# [TASK OBJECTIVE]
Swap "cherry-handling machine" for "fruit-handling machine" in the data from its first line through the line containing "In FIG. 7, the frame", inclusive, and give only those lines back with nothing else changed.

# [INPUT RECORDS]
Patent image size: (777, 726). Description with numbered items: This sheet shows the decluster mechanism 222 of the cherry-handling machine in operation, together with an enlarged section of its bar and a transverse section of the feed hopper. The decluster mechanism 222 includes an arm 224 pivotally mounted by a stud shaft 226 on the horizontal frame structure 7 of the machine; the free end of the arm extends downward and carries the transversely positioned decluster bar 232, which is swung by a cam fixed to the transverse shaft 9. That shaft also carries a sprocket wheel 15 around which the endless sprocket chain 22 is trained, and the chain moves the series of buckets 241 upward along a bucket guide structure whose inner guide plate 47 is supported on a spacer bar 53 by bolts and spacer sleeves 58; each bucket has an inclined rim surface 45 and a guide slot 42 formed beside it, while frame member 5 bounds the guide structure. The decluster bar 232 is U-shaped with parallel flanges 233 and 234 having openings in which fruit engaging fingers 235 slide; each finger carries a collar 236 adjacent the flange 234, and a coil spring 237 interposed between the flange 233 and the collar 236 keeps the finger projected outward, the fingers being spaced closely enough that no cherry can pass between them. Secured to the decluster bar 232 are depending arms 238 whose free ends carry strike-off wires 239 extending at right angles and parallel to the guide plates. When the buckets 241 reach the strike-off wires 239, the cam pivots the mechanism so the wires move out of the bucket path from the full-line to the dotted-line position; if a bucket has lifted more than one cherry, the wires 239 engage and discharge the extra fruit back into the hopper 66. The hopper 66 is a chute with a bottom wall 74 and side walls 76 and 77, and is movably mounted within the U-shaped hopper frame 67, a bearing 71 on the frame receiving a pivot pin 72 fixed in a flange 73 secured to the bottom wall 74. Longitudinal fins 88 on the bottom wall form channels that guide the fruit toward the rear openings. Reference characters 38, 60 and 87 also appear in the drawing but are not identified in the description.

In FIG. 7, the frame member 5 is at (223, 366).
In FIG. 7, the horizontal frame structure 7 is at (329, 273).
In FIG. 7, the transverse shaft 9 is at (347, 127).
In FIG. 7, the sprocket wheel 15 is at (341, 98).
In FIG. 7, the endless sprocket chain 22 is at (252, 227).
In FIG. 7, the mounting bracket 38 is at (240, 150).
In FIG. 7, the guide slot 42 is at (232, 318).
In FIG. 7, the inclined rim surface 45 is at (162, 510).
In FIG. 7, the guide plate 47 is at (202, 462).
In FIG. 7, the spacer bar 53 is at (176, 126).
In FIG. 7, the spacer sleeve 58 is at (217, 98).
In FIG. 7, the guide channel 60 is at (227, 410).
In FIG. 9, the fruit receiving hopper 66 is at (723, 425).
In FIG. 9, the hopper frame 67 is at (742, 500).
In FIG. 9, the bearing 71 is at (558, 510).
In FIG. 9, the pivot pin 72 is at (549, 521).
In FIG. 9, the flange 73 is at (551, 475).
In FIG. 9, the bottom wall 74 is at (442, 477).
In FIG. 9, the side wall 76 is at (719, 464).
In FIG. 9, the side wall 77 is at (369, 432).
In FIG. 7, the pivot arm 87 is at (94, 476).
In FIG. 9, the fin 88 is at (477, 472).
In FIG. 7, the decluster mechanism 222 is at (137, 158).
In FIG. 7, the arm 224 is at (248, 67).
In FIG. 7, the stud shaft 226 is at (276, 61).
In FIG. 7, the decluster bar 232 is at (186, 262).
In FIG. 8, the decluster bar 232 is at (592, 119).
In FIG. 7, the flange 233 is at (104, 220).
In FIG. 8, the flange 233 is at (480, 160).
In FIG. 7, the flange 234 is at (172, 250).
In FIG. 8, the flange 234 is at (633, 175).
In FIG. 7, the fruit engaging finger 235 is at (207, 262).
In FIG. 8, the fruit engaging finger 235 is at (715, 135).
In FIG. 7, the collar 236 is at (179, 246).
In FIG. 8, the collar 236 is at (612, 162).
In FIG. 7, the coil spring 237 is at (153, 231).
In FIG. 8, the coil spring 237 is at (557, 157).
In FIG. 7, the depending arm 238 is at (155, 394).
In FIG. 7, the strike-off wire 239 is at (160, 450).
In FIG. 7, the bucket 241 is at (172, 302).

# [RESULT]
Patent image size: (777, 726). Description with numbered items: This sheet shows the decluster mechanism 222 of the fruit-handling machine in operation, together with an enlarged section of its bar and a transverse section of the feed hopper. The decluster mechanism 222 includes an arm 224 pivotally mounted by a stud shaft 226 on the horizontal frame structure 7 of the machine; the free end of the arm extends downward and carries the transversely positioned decluster bar 232, which is swung by a cam fixed to the transverse shaft 9. That shaft also carries a sprocket wheel 15 around which the endless sprocket chain 22 is trained, and the chain moves the series of buckets 241 upward along a bucket guide structure whose inner guide plate 47 is supported on a spacer bar 53 by bolts and spacer sleeves 58; each bucket has an inclined rim surface 45 and a guide slot 42 formed beside it, while frame member 5 bounds the guide structure. The decluster bar 232 is U-shaped with parallel flanges 233 and 234 having openings in which fruit engaging fingers 235 slide; each finger carries a collar 236 adjacent the flange 234, and a coil spring 237 interposed between the flange 233 and the collar 236 keeps the finger projected outward, the fingers being spaced closely enough that no cherry can pass between them. Secured to the decluster bar 232 are depending arms 238 whose free ends carry strike-off wires 239 extending at right angles and parallel to the guide plates. When the buckets 241 reach the strike-off wires 239, the cam pivots the mechanism so the wires move out of the bucket path from the full-line to the dotted-line position; if a bucket has lifted more than one cherry, the wires 239 engage and discharge the extra fruit back into the hopper 66. The hopper 66 is a chute with a bottom wall 74 and side walls 76 and 77, and is movably mounted within the U-shaped hopper frame 67, a bearing 71 on the frame receiving a pivot pin 72 fixed in a flange 73 secured to the bottom wall 74. Longitudinal fins 88 on the bottom wall form channels that guide the fruit toward the rear openings. Reference characters 38, 60 and 87 also appear in the drawing but are not identified in the description.

In FIG. 7, the frame member 5 is at (223, 366).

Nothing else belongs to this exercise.